§ Task objective
Within the listing below, locate all lines containing the word "scelerisque". Copy each one.

§ Task data
-*-
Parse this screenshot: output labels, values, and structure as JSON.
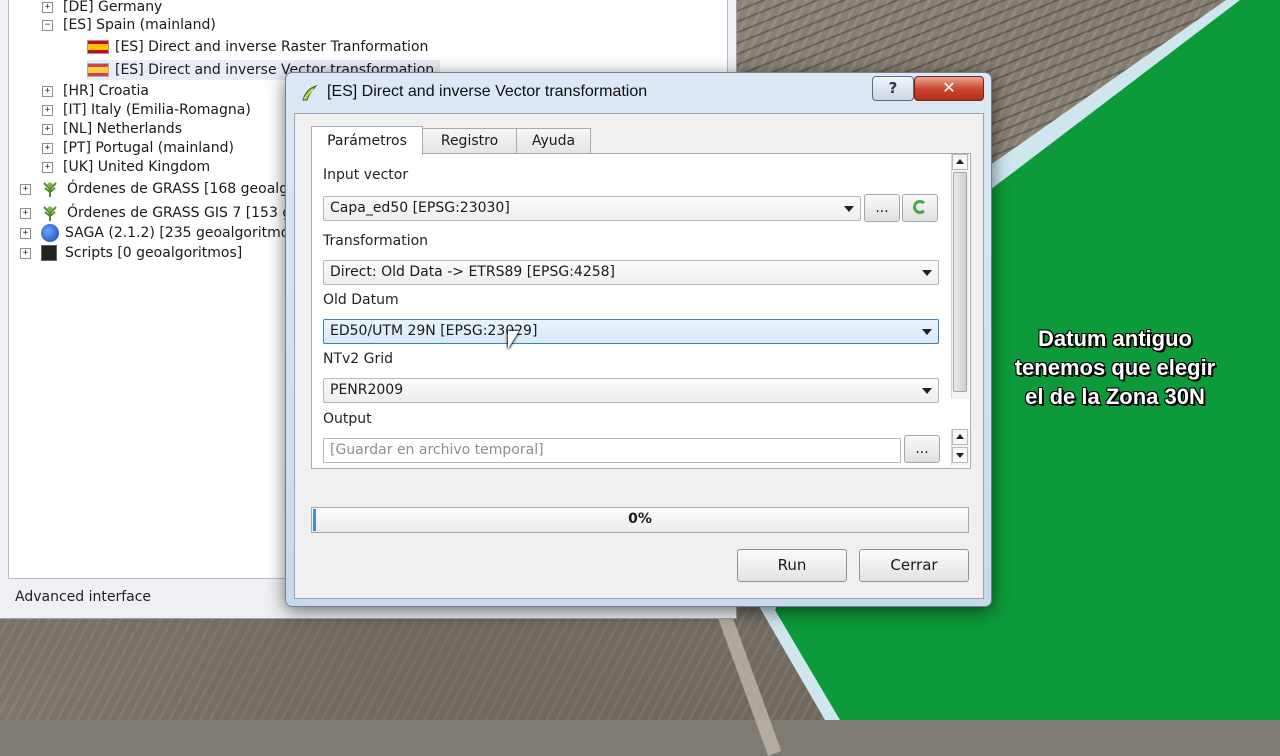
{
  "overlay": {
    "lines": [
      "Datum antiguo",
      "tenemos que elegir",
      "el de la Zona 30N"
    ]
  },
  "toolbox": {
    "tree": [
      {
        "label": "[DE] Germany",
        "level": 2,
        "expander": "+"
      },
      {
        "label": "[ES] Spain (mainland)",
        "level": 2,
        "expander": "−"
      },
      {
        "label": "[ES] Direct and inverse Raster Tranformation",
        "level": 3,
        "icon": "spain-flag-icon"
      },
      {
        "label": "[ES] Direct and inverse Vector transformation",
        "level": 3,
        "icon": "spain-flag-icon",
        "selected": true
      },
      {
        "label": "[HR] Croatia",
        "level": 2,
        "expander": "+"
      },
      {
        "label": "[IT] Italy (Emilia-Romagna)",
        "level": 2,
        "expander": "+"
      },
      {
        "label": "[NL] Netherlands",
        "level": 2,
        "expander": "+"
      },
      {
        "label": "[PT] Portugal (mainland)",
        "level": 2,
        "expander": "+"
      },
      {
        "label": "[UK] United Kingdom",
        "level": 2,
        "expander": "+"
      },
      {
        "label": "Órdenes de GRASS [168 geoalgo",
        "level": 1,
        "expander": "+",
        "icon": "grass-icon"
      },
      {
        "label": "Órdenes de GRASS GIS 7 [153 g",
        "level": 1,
        "expander": "+",
        "icon": "grass-icon"
      },
      {
        "label": "SAGA (2.1.2) [235 geoalgoritmo",
        "level": 1,
        "expander": "+",
        "icon": "saga-icon"
      },
      {
        "label": "Scripts [0 geoalgoritmos]",
        "level": 1,
        "expander": "+",
        "icon": "scripts-icon"
      }
    ],
    "advanced_label": "Advanced interface"
  },
  "dialog": {
    "title": "[ES] Direct and inverse Vector transformation",
    "help_label": "?",
    "close_label": "✕",
    "tabs": [
      "Parámetros",
      "Registro",
      "Ayuda"
    ],
    "active_tab": 0,
    "fields": {
      "input_vector_label": "Input vector",
      "input_vector_value": "Capa_ed50 [EPSG:23030]",
      "browse_label": "...",
      "transformation_label": "Transformation",
      "transformation_value": "Direct: Old Data -> ETRS89 [EPSG:4258]",
      "old_datum_label": "Old Datum",
      "old_datum_value": "ED50/UTM 29N [EPSG:23029]",
      "ntv2_label": "NTv2 Grid",
      "ntv2_value": "PENR2009",
      "output_label": "Output",
      "output_placeholder": "[Guardar en archivo temporal]",
      "output_browse_label": "..."
    },
    "progress": {
      "value": 0.0,
      "text": "0%"
    },
    "buttons": {
      "run": "Run",
      "close": "Cerrar"
    }
  }
}
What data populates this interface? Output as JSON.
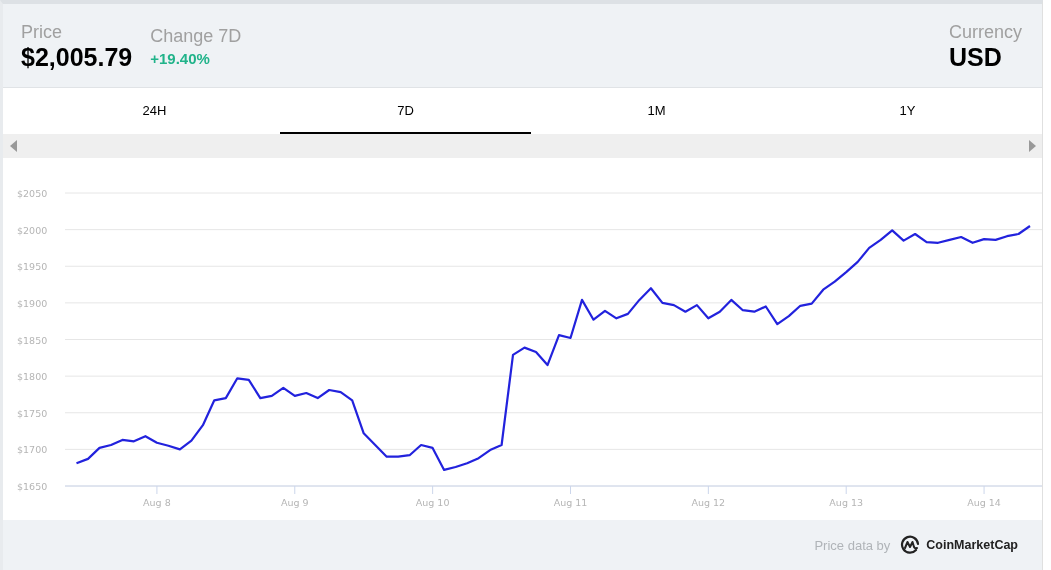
{
  "header": {
    "price_label": "Price",
    "price": "$2,005.79",
    "change_label": "Change 7D",
    "change": "+19.40%",
    "currency_label": "Currency",
    "currency": "USD"
  },
  "tabs": [
    {
      "label": "24H",
      "selected": false
    },
    {
      "label": "7D",
      "selected": true
    },
    {
      "label": "1M",
      "selected": false
    },
    {
      "label": "1Y",
      "selected": false
    }
  ],
  "chart": {
    "chart_data": {
      "type": "line",
      "grid": true,
      "ylim": [
        1650,
        2050
      ],
      "yticks": [
        {
          "value": 1650,
          "label": "$1650"
        },
        {
          "value": 1700,
          "label": "$1700"
        },
        {
          "value": 1750,
          "label": "$1750"
        },
        {
          "value": 1800,
          "label": "$1800"
        },
        {
          "value": 1850,
          "label": "$1850"
        },
        {
          "value": 1900,
          "label": "$1900"
        },
        {
          "value": 1950,
          "label": "$1950"
        },
        {
          "value": 2000,
          "label": "$2000"
        },
        {
          "value": 2050,
          "label": "$2050"
        }
      ],
      "categories": [
        null,
        null,
        null,
        null,
        null,
        null,
        null,
        "Aug 8",
        null,
        null,
        null,
        null,
        null,
        null,
        null,
        null,
        null,
        null,
        null,
        "Aug 9",
        null,
        null,
        null,
        null,
        null,
        null,
        null,
        null,
        null,
        null,
        null,
        "Aug 10",
        null,
        null,
        null,
        null,
        null,
        null,
        null,
        null,
        null,
        null,
        null,
        "Aug 11",
        null,
        null,
        null,
        null,
        null,
        null,
        null,
        null,
        null,
        null,
        null,
        "Aug 12",
        null,
        null,
        null,
        null,
        null,
        null,
        null,
        null,
        null,
        null,
        null,
        "Aug 13",
        null,
        null,
        null,
        null,
        null,
        null,
        null,
        null,
        null,
        null,
        null,
        "Aug 14",
        null,
        null,
        null,
        null
      ],
      "series": [
        {
          "color": "#2222dd",
          "values": [
            1681,
            1687,
            1702,
            1706,
            1713,
            1711,
            1718,
            1709,
            1705,
            1700,
            1712,
            1733,
            1767,
            1770,
            1797,
            1795,
            1770,
            1773,
            1784,
            1773,
            1777,
            1770,
            1781,
            1778,
            1767,
            1722,
            1706,
            1690,
            1690,
            1692,
            1706,
            1702,
            1672,
            1676,
            1681,
            1688,
            1699,
            1706,
            1829,
            1839,
            1833,
            1815,
            1856,
            1852,
            1904,
            1877,
            1889,
            1879,
            1885,
            1904,
            1920,
            1900,
            1897,
            1888,
            1897,
            1879,
            1888,
            1904,
            1890,
            1888,
            1895,
            1871,
            1882,
            1896,
            1899,
            1918,
            1929,
            1942,
            1956,
            1975,
            1986,
            1999,
            1985,
            1994,
            1983,
            1982,
            1986,
            1990,
            1982,
            1987,
            1986,
            1991,
            1994,
            2005
          ]
        }
      ]
    }
  },
  "footer": {
    "credit": "Price data by",
    "brand": "CoinMarketCap"
  }
}
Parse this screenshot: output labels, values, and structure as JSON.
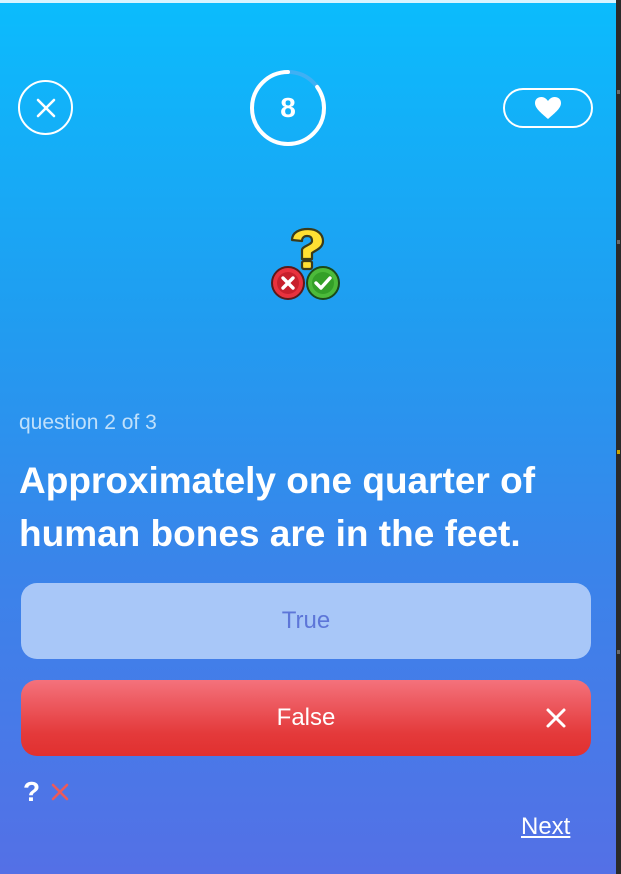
{
  "header": {
    "close_icon": "close-icon",
    "timer_value": "8",
    "timer_progress": 0.85,
    "heart_icon": "heart-icon"
  },
  "illustration": {
    "icon": "quiz-true-false-icon"
  },
  "quiz": {
    "counter": "question 2 of 3",
    "question": "Approximately one quarter of human bones are in the feet."
  },
  "answers": {
    "true_label": "True",
    "false_label": "False",
    "false_status_icon": "x-icon"
  },
  "progress": {
    "marks": [
      "?",
      "✕"
    ]
  },
  "footer": {
    "next_label": "Next"
  },
  "colors": {
    "background_top": "#0bbcfd",
    "background_bottom": "#5470e6",
    "answer_neutral": "#a8c7f8",
    "answer_wrong": "#e43a3b",
    "wrong_mark": "#ec5a5a"
  }
}
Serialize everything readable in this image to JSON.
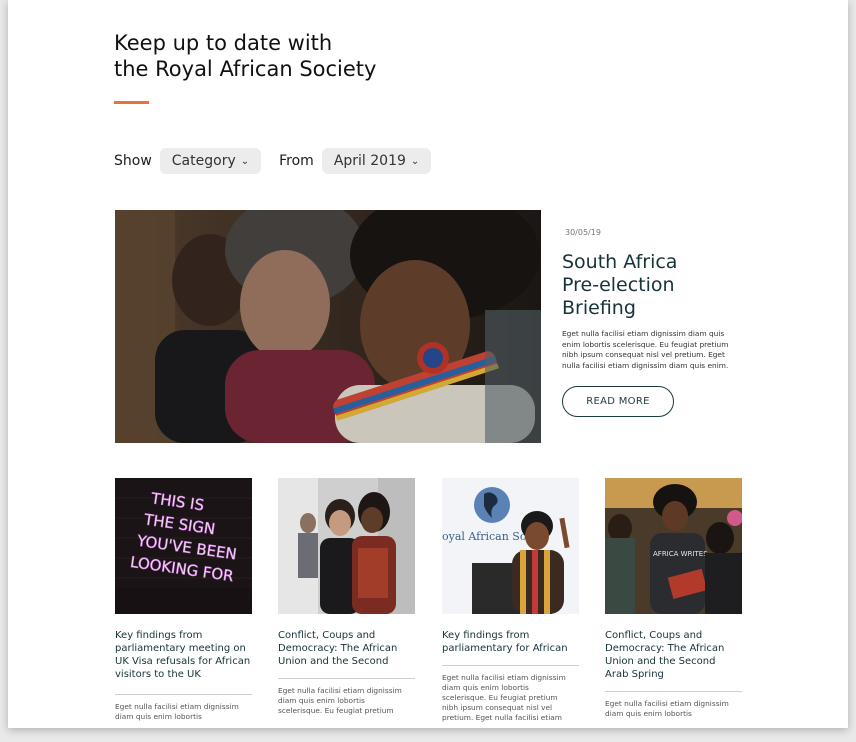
{
  "header": {
    "title_line1": "Keep up to date with",
    "title_line2": "the Royal African Society",
    "accent_color": "#e6743a"
  },
  "filters": {
    "show_label": "Show",
    "category_value": "Category",
    "from_label": "From",
    "date_value": "April 2019",
    "chevron_icon": "chevron-down-icon"
  },
  "featured": {
    "date": "30/05/19",
    "title_lines": [
      "South Africa",
      "Pre-election",
      "Briefing"
    ],
    "body_lines": [
      "Eget nulla facilisi etiam dignissim diam quis",
      "enim lobortis scelerisque. Eu feugiat pretium",
      "nibh ipsum consequat nisl vel pretium. Eget",
      "nulla facilisi etiam dignissim diam quis enim."
    ],
    "button_label": "READ MORE"
  },
  "cards": [
    {
      "title_lines": [
        "Key findings from",
        "parliamentary meeting on",
        "UK Visa refusals for African",
        "visitors to the UK"
      ],
      "body_lines": [
        "Eget nulla facilisi etiam dignissim",
        "diam quis enim lobortis"
      ],
      "neon_lines": [
        "THIS IS",
        "THE SIGN",
        "YOU'VE BEEN",
        "LOOKING FOR"
      ]
    },
    {
      "title_lines": [
        "Conflict, Coups and",
        "Democracy: The African",
        "Union and the Second"
      ],
      "body_lines": [
        "Eget nulla facilisi etiam dignissim",
        "diam quis enim lobortis",
        "scelerisque. Eu feugiat pretium"
      ]
    },
    {
      "title_lines": [
        "Key findings from",
        "parliamentary for African"
      ],
      "body_lines": [
        "Eget nulla facilisi etiam dignissim",
        "diam quis enim lobortis",
        "scelerisque. Eu feugiat pretium",
        "nibh ipsum consequat nisl vel",
        "pretium. Eget nulla facilisi etiam"
      ],
      "banner_text": "oyal African So"
    },
    {
      "title_lines": [
        "Conflict, Coups and",
        "Democracy: The African",
        "Union and the Second",
        "Arab Spring"
      ],
      "body_lines": [
        "Eget nulla facilisi etiam dignissim",
        "diam quis enim lobortis"
      ],
      "book_text": "AFRICA WRITES"
    }
  ]
}
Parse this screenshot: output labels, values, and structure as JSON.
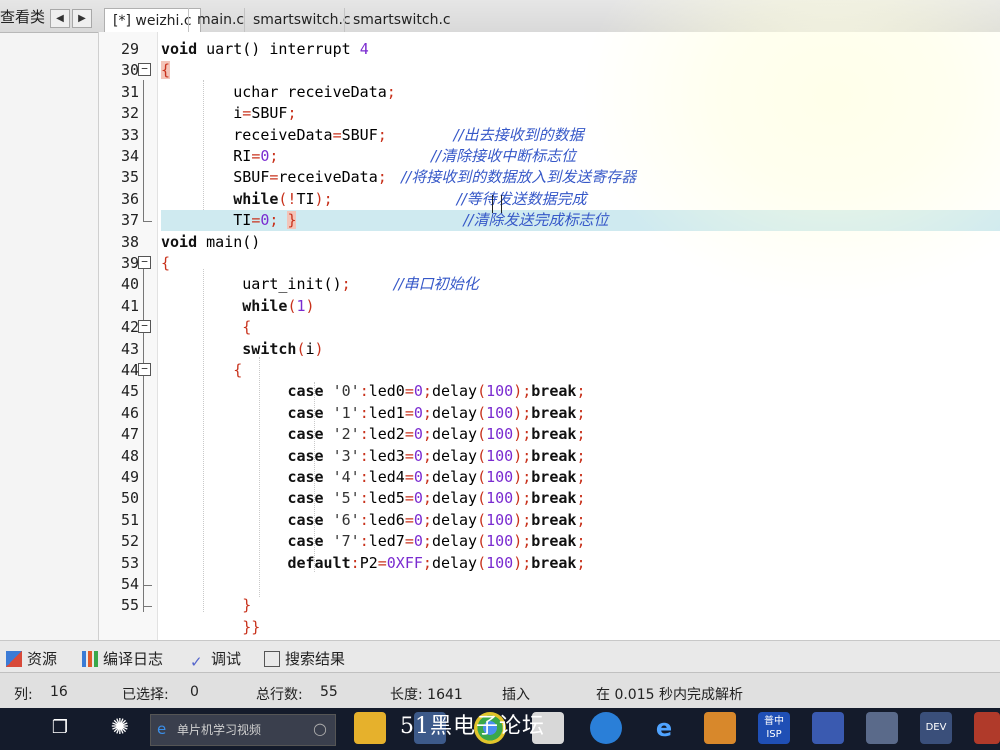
-*-
§ Finished answer
      "enim lobortis scelerisque. Eu feugiat pretium",
        "scelerisque. Eu feugiat pretium"
        "scelerisque. Eu feugiat pretium",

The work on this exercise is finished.